§ **Work to do**
Count how many lines below contain the word "Overhemdjurk", then give that number alone.

** Start Data **

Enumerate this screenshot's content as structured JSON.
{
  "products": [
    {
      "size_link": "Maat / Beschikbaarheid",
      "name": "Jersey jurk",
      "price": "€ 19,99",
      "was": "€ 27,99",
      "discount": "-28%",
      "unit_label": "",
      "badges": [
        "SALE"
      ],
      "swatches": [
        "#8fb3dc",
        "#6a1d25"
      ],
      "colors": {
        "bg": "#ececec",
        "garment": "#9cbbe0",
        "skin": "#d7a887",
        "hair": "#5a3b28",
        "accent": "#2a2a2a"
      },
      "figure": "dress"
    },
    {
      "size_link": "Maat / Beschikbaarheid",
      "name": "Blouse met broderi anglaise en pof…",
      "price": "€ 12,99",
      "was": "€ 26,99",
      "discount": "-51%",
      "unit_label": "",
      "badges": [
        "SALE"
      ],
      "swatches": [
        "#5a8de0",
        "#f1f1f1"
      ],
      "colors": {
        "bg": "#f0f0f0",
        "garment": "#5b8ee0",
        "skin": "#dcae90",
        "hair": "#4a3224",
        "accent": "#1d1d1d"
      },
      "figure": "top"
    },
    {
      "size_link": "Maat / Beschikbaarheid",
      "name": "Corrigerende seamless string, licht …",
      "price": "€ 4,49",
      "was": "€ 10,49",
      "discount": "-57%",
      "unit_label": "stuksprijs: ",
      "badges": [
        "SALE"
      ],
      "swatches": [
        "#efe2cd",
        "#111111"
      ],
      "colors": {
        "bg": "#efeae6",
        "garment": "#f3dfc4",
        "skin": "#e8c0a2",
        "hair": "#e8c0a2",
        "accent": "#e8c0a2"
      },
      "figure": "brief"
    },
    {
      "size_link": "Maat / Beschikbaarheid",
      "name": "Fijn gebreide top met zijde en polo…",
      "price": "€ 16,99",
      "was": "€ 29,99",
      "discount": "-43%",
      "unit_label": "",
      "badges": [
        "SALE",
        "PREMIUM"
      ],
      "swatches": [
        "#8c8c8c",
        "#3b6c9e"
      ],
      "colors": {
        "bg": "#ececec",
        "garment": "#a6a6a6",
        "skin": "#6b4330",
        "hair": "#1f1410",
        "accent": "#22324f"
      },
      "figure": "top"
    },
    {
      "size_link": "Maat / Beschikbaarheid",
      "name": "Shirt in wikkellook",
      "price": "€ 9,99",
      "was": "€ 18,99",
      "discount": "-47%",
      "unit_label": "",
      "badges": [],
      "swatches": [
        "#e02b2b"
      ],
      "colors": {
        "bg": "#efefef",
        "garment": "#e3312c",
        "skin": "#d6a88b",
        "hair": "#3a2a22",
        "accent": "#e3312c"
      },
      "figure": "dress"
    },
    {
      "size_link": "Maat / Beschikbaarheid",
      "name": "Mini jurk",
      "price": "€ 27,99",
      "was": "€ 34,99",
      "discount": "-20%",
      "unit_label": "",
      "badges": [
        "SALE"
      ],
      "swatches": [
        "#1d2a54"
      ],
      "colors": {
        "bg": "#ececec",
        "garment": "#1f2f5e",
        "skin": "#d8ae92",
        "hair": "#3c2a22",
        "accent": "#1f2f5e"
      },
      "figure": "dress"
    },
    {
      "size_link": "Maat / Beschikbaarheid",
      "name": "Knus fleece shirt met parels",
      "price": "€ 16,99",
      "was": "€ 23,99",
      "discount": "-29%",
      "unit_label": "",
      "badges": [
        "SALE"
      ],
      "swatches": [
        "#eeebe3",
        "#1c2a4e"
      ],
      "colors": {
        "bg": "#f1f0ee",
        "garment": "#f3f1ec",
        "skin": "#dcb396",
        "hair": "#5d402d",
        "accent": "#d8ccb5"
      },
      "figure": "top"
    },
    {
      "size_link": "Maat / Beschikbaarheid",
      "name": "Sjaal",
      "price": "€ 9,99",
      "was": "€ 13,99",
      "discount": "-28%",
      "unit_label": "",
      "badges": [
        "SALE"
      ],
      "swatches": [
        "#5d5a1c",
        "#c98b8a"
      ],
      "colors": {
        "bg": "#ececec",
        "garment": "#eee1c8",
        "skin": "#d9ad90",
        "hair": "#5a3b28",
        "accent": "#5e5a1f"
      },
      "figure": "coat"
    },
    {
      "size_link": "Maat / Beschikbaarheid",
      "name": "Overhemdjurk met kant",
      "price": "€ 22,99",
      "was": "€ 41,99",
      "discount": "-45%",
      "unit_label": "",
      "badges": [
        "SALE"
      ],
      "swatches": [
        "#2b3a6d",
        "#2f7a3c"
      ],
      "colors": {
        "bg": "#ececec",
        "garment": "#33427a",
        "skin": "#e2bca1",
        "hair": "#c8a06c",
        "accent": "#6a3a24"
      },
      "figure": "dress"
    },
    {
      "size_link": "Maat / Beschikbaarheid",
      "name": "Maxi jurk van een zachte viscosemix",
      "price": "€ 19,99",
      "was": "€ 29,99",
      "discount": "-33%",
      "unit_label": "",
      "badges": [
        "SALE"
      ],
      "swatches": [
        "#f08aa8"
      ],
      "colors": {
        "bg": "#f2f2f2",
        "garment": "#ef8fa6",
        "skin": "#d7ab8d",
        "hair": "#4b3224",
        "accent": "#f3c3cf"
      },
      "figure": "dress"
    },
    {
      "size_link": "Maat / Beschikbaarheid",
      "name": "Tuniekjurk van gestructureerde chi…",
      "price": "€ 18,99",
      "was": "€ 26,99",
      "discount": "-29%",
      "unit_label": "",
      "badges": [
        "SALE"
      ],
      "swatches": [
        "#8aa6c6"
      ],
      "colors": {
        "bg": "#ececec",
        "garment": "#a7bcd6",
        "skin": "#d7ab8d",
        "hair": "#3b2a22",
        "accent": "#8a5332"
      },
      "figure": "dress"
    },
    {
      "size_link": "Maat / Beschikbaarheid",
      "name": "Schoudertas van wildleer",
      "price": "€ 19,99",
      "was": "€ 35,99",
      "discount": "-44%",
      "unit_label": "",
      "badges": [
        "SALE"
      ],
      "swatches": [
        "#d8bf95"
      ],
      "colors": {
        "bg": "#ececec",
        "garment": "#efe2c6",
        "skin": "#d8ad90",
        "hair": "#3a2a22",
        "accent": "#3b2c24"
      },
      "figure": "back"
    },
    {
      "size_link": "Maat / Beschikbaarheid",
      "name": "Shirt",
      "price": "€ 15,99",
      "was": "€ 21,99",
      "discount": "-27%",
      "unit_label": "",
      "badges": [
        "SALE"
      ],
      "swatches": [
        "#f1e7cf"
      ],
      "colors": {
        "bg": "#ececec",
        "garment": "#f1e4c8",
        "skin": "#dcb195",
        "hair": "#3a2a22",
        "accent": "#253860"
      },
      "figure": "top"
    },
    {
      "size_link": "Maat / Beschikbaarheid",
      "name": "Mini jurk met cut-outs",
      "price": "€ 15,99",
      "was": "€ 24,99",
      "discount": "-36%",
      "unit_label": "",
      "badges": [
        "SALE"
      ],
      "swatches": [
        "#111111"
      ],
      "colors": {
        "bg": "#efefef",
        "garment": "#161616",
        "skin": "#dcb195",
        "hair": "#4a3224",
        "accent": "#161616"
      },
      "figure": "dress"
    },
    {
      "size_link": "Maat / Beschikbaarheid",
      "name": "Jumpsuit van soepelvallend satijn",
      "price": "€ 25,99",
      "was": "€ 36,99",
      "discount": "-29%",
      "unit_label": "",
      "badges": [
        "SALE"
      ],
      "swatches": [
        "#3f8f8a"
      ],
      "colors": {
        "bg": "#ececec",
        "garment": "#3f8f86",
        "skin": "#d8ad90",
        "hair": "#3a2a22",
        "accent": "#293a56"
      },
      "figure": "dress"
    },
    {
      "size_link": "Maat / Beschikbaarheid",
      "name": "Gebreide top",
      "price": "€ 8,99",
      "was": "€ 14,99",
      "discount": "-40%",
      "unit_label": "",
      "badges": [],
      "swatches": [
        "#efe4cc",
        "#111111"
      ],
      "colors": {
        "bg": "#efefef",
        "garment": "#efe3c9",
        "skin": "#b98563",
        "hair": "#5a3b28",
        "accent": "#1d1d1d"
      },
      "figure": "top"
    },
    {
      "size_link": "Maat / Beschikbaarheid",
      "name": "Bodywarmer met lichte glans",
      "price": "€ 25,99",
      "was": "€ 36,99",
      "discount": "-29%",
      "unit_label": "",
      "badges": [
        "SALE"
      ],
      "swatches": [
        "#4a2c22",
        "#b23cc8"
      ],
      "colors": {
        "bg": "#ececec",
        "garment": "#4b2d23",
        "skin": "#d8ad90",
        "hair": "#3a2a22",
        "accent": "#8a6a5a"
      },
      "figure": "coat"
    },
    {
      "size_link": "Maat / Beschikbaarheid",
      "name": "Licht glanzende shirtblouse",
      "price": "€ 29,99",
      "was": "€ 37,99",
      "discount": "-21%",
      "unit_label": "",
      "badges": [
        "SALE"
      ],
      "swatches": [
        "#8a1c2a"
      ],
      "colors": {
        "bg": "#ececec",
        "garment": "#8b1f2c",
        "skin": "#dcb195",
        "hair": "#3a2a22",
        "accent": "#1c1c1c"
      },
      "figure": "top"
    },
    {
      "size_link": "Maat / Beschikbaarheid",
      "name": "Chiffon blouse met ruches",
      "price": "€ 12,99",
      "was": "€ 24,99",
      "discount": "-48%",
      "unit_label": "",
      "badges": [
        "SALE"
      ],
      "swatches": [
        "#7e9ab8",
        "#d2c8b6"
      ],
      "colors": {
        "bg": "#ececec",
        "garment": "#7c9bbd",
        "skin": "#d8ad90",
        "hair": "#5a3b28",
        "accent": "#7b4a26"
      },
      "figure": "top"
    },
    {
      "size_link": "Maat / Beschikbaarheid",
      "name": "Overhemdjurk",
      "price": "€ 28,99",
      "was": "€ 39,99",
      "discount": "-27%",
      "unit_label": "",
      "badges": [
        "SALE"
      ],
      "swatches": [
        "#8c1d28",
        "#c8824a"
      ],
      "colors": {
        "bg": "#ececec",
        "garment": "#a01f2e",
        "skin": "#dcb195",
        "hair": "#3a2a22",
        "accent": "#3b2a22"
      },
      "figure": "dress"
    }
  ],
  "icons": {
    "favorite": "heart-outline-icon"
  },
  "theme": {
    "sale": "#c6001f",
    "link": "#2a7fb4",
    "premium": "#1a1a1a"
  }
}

** End Data **

§ **Result of the task**
2